Task details: Leaving out every picture, quote the data below exactly as it appears.

Records supplied:
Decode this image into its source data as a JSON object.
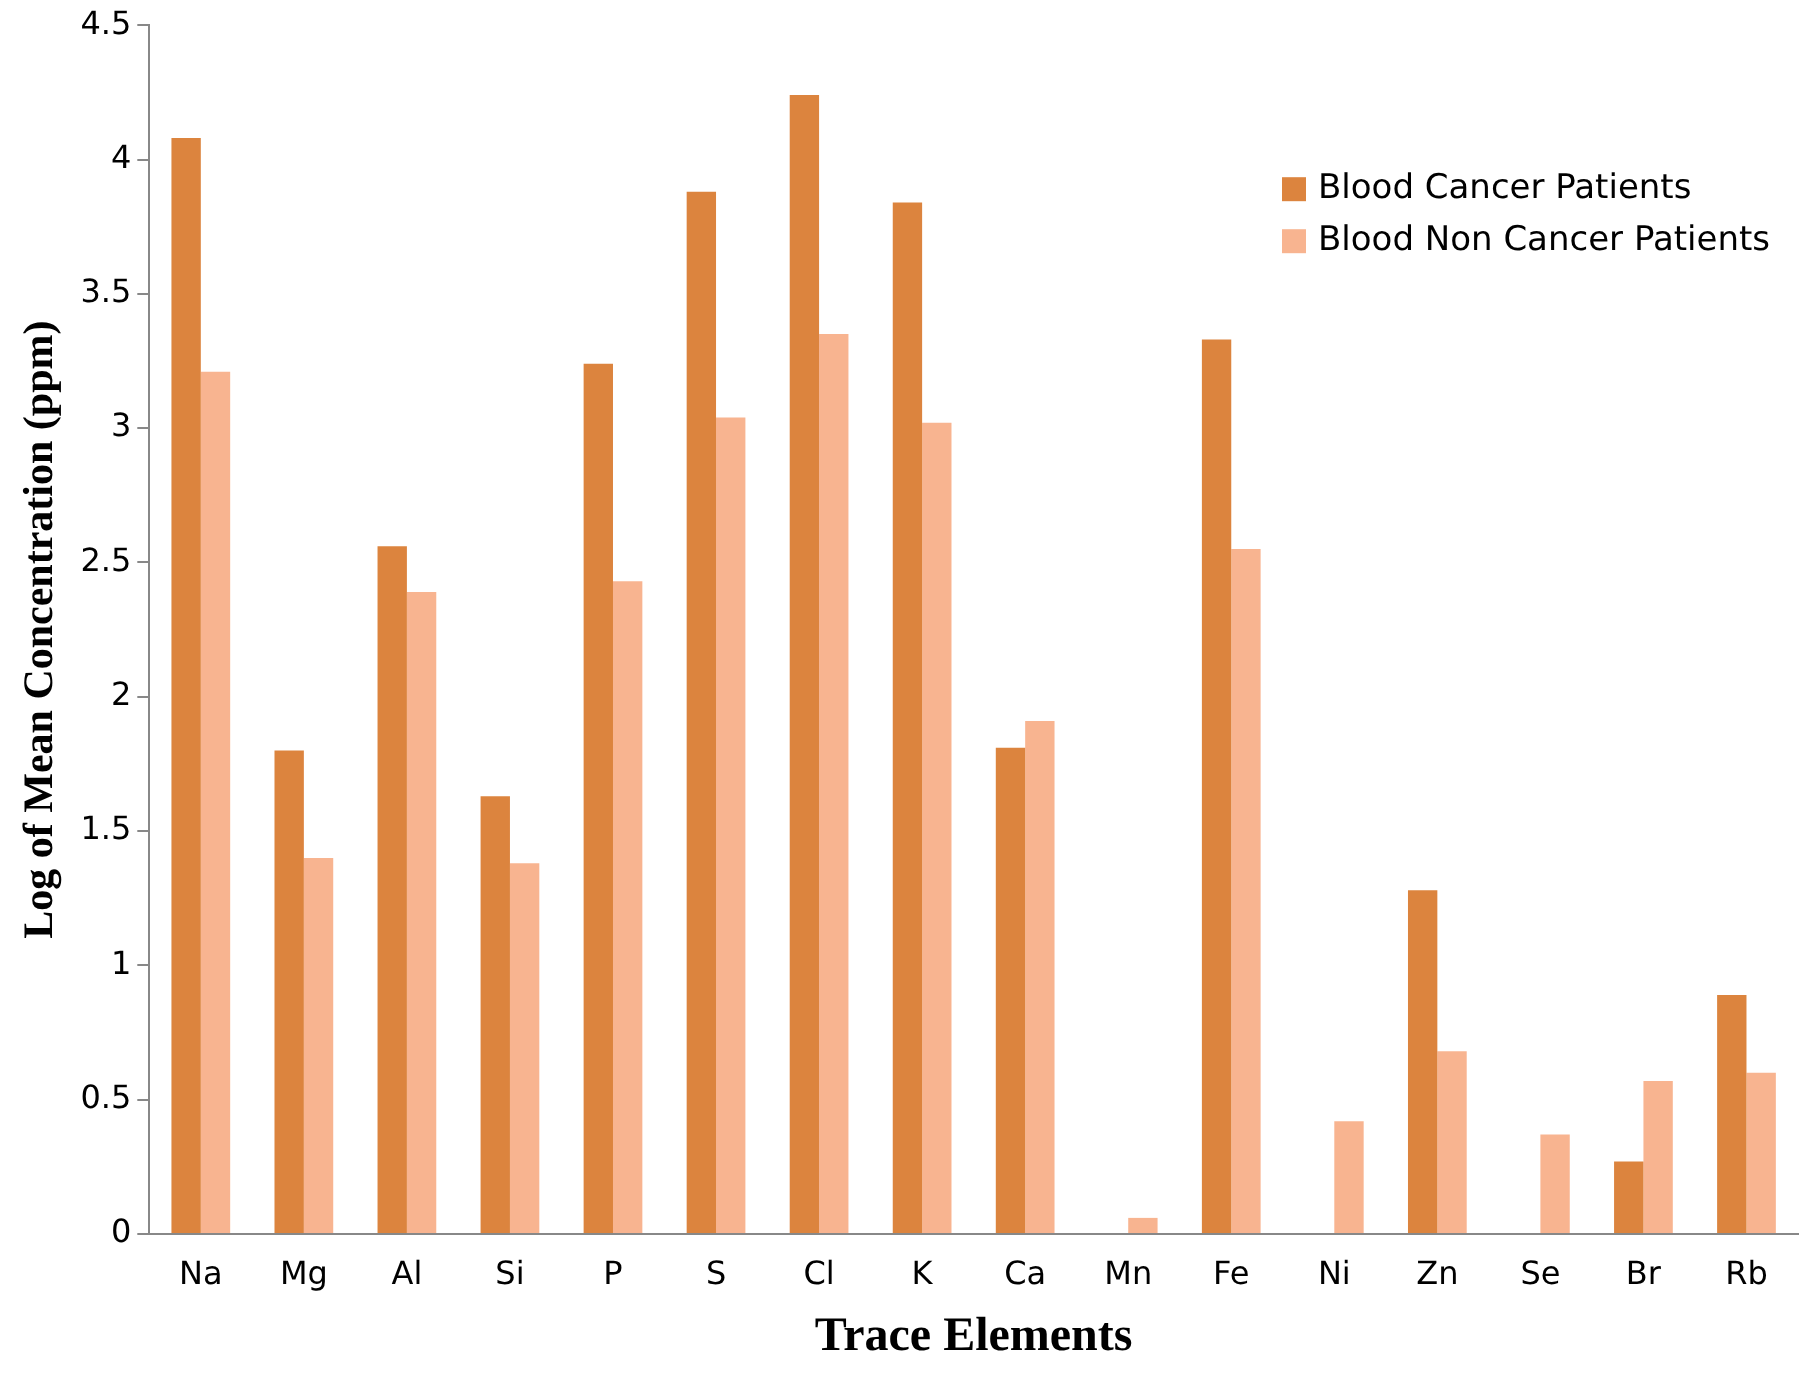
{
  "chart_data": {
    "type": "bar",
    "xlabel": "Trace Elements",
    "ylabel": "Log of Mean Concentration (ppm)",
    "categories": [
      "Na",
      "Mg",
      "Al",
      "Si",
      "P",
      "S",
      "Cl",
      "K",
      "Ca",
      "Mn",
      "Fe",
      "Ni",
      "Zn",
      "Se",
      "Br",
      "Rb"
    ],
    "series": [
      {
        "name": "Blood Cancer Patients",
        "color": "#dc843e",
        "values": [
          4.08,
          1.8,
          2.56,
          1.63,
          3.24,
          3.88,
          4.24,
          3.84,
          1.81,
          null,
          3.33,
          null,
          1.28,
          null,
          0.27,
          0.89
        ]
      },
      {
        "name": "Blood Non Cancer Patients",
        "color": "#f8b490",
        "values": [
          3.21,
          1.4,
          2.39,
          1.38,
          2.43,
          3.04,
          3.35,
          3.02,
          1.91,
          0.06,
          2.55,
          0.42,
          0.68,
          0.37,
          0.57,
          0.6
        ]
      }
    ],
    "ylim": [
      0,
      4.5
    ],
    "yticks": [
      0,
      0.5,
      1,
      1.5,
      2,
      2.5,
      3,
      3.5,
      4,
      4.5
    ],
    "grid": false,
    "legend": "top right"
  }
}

Response area:
Decode this image into its source data as a JSON object.
{
  "chart_data": {
    "type": "bar",
    "xlabel": "Trace Elements",
    "ylabel": "Log of Mean Concentration (ppm)",
    "categories": [
      "Na",
      "Mg",
      "Al",
      "Si",
      "P",
      "S",
      "Cl",
      "K",
      "Ca",
      "Mn",
      "Fe",
      "Ni",
      "Zn",
      "Se",
      "Br",
      "Rb"
    ],
    "series": [
      {
        "name": "Blood Cancer Patients",
        "color": "#dc843e",
        "values": [
          4.08,
          1.8,
          2.56,
          1.63,
          3.24,
          3.88,
          4.24,
          3.84,
          1.81,
          null,
          3.33,
          null,
          1.28,
          null,
          0.27,
          0.89
        ]
      },
      {
        "name": "Blood Non Cancer Patients",
        "color": "#f8b490",
        "values": [
          3.21,
          1.4,
          2.39,
          1.38,
          2.43,
          3.04,
          3.35,
          3.02,
          1.91,
          0.06,
          2.55,
          0.42,
          0.68,
          0.37,
          0.57,
          0.6
        ]
      }
    ],
    "ylim": [
      0,
      4.5
    ],
    "yticks": [
      0,
      0.5,
      1,
      1.5,
      2,
      2.5,
      3,
      3.5,
      4,
      4.5
    ],
    "grid": false,
    "legend": "top right"
  }
}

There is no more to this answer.